• Rows:
════════════════
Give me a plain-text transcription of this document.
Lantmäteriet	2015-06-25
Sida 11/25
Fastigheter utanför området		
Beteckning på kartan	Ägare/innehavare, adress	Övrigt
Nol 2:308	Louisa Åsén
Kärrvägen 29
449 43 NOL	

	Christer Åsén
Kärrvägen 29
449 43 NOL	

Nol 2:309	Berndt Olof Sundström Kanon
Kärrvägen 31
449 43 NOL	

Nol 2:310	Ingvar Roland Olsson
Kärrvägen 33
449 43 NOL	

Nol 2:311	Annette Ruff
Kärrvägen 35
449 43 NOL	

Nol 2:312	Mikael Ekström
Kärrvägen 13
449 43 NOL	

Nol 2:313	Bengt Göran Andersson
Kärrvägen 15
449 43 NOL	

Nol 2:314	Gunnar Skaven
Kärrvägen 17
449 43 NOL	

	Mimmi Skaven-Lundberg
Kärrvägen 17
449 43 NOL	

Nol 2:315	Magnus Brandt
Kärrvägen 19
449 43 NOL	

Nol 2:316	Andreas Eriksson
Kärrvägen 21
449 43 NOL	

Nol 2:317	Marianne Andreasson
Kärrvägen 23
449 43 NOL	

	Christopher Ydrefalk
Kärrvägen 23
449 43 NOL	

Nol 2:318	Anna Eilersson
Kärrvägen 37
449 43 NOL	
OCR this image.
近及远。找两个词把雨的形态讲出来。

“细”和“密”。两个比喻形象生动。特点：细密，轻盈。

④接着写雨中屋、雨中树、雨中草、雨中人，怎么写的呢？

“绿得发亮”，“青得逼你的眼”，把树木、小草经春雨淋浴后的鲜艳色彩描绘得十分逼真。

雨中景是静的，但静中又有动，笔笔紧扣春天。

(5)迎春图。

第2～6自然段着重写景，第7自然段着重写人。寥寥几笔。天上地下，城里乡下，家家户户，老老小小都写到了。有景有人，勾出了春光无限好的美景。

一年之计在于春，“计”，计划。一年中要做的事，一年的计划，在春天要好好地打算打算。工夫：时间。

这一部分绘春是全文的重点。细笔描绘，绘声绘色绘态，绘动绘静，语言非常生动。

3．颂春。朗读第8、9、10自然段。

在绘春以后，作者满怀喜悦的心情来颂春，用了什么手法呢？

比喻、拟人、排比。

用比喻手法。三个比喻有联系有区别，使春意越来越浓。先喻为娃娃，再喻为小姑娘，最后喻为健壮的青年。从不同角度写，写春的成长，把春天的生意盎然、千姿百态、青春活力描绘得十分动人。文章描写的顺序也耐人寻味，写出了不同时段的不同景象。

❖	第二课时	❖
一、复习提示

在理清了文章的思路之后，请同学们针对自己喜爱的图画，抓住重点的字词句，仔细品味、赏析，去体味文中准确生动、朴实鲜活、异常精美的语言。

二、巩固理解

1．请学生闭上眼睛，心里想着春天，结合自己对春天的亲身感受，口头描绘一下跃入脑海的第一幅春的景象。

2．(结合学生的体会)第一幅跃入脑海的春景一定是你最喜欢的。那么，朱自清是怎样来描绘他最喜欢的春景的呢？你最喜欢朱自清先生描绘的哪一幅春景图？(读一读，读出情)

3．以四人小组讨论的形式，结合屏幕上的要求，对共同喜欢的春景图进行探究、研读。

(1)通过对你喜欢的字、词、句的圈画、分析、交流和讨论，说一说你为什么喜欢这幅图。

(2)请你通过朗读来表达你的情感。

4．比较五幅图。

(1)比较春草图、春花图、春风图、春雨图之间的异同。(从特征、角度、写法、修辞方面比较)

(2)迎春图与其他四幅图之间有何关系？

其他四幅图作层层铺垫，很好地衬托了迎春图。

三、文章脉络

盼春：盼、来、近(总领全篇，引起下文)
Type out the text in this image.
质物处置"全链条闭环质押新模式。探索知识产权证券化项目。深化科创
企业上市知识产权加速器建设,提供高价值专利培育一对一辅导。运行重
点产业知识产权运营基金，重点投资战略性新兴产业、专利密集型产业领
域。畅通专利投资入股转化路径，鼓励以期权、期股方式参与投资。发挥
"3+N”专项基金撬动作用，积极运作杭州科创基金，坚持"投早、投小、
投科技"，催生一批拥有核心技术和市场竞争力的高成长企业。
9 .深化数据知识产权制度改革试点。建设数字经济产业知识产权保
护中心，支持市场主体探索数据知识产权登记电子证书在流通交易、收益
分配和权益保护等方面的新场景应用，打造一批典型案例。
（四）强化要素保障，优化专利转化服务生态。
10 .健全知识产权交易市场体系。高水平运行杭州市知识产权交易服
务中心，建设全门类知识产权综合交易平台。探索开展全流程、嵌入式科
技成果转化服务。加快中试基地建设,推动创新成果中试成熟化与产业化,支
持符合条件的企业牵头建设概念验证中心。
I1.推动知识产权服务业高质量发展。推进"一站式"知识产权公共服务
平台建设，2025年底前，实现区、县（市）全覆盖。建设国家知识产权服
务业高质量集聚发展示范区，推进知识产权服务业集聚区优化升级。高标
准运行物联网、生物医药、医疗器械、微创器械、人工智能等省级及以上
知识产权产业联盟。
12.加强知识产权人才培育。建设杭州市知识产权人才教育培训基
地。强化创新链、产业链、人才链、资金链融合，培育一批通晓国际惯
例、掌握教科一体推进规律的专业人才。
════════════════
• Written task: Track down every line holding the string "Skaven" and copy it.

• Solution:
Nol 2:314	Gunnar Skaven
	Mimmi Skaven-Lundberg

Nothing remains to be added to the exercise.